Entries from a dataset:
** begin **
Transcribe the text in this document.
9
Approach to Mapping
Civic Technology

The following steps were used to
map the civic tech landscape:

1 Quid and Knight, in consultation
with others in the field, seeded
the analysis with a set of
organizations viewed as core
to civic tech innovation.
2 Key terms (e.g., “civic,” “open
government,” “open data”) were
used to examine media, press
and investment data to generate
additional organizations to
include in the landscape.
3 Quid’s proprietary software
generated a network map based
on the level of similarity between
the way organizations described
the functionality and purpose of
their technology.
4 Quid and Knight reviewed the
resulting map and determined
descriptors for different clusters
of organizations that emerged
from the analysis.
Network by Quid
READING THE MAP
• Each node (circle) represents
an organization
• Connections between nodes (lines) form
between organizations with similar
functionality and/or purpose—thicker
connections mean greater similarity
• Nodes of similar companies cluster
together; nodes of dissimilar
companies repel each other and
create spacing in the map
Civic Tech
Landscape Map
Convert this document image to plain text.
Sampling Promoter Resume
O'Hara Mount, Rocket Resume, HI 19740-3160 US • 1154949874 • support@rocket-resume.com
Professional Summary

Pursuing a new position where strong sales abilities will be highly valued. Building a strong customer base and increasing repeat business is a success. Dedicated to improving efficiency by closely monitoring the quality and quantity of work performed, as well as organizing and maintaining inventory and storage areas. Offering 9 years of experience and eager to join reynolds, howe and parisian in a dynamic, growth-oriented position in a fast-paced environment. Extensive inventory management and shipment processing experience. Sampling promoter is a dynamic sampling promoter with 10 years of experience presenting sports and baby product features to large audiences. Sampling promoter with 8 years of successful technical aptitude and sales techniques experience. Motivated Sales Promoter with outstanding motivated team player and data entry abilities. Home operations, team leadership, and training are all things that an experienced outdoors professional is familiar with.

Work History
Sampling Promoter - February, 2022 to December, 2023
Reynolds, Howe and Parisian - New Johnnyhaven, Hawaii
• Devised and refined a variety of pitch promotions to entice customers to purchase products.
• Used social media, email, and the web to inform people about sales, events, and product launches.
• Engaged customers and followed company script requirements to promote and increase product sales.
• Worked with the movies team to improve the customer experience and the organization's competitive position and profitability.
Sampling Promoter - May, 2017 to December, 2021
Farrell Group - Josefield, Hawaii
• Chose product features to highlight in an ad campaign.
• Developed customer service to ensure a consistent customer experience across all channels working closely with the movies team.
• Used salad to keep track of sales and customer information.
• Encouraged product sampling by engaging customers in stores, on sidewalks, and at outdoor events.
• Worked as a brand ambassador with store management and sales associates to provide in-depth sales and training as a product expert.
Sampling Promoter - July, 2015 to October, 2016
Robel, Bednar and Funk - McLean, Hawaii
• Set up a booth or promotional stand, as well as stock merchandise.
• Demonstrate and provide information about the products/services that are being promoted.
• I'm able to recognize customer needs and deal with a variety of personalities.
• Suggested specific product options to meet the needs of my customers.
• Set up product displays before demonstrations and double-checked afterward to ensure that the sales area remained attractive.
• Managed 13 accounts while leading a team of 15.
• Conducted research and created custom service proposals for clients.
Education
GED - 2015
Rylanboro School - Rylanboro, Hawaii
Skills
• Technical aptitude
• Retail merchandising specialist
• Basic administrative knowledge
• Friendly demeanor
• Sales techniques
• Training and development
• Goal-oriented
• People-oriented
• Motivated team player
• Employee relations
** end **
**YOUR OBJECTIVE:**
Reproduce all of the records exactly.

**THE OUTPUT:**
Transcribe the text in this document.
9
Approach to Mapping
Civic Technology

The following steps were used to
map the civic tech landscape:

1 Quid and Knight, in consultation
with others in the field, seeded
the analysis with a set of
organizations viewed as core
to civic tech innovation.
2 Key terms (e.g., “civic,” “open
government,” “open data”) were
used to examine media, press
and investment data to generate
additional organizations to
include in the landscape.
3 Quid’s proprietary software
generated a network map based
on the level of similarity between
the way organizations described
the functionality and purpose of
their technology.
4 Quid and Knight reviewed the
resulting map and determined
descriptors for different clusters
of organizations that emerged
from the analysis.
Network by Quid
READING THE MAP
• Each node (circle) represents
an organization
• Connections between nodes (lines) form
between organizations with similar
functionality and/or purpose—thicker
connections mean greater similarity
• Nodes of similar companies cluster
together; nodes of dissimilar
companies repel each other and
create spacing in the map
Civic Tech
Landscape Map
Convert this document image to plain text.
Sampling Promoter Resume
O'Hara Mount, Rocket Resume, HI 19740-3160 US • 1154949874 • support@rocket-resume.com
Professional Summary

Pursuing a new position where strong sales abilities will be highly valued. Building a strong customer base and increasing repeat business is a success. Dedicated to improving efficiency by closely monitoring the quality and quantity of work performed, as well as organizing and maintaining inventory and storage areas. Offering 9 years of experience and eager to join reynolds, howe and parisian in a dynamic, growth-oriented position in a fast-paced environment. Extensive inventory management and shipment processing experience. Sampling promoter is a dynamic sampling promoter with 10 years of experience presenting sports and baby product features to large audiences. Sampling promoter with 8 years of successful technical aptitude and sales techniques experience. Motivated Sales Promoter with outstanding motivated team player and data entry abilities. Home operations, team leadership, and training are all things that an experienced outdoors professional is familiar with.

Work History
Sampling Promoter - February, 2022 to December, 2023
Reynolds, Howe and Parisian - New Johnnyhaven, Hawaii
• Devised and refined a variety of pitch promotions to entice customers to purchase products.
• Used social media, email, and the web to inform people about sales, events, and product launches.
• Engaged customers and followed company script requirements to promote and increase product sales.
• Worked with the movies team to improve the customer experience and the organization's competitive position and profitability.
Sampling Promoter - May, 2017 to December, 2021
Farrell Group - Josefield, Hawaii
• Chose product features to highlight in an ad campaign.
• Developed customer service to ensure a consistent customer experience across all channels working closely with the movies team.
• Used salad to keep track of sales and customer information.
• Encouraged product sampling by engaging customers in stores, on sidewalks, and at outdoor events.
• Worked as a brand ambassador with store management and sales associates to provide in-depth sales and training as a product expert.
Sampling Promoter - July, 2015 to October, 2016
Robel, Bednar and Funk - McLean, Hawaii
• Set up a booth or promotional stand, as well as stock merchandise.
• Demonstrate and provide information about the products/services that are being promoted.
• I'm able to recognize customer needs and deal with a variety of personalities.
• Suggested specific product options to meet the needs of my customers.
• Set up product displays before demonstrations and double-checked afterward to ensure that the sales area remained attractive.
• Managed 13 accounts while leading a team of 15.
• Conducted research and created custom service proposals for clients.
Education
GED - 2015
Rylanboro School - Rylanboro, Hawaii
Skills
• Technical aptitude
• Retail merchandising specialist
• Basic administrative knowledge
• Friendly demeanor
• Sales techniques
• Training and development
• Goal-oriented
• People-oriented
• Motivated team player
• Employee relations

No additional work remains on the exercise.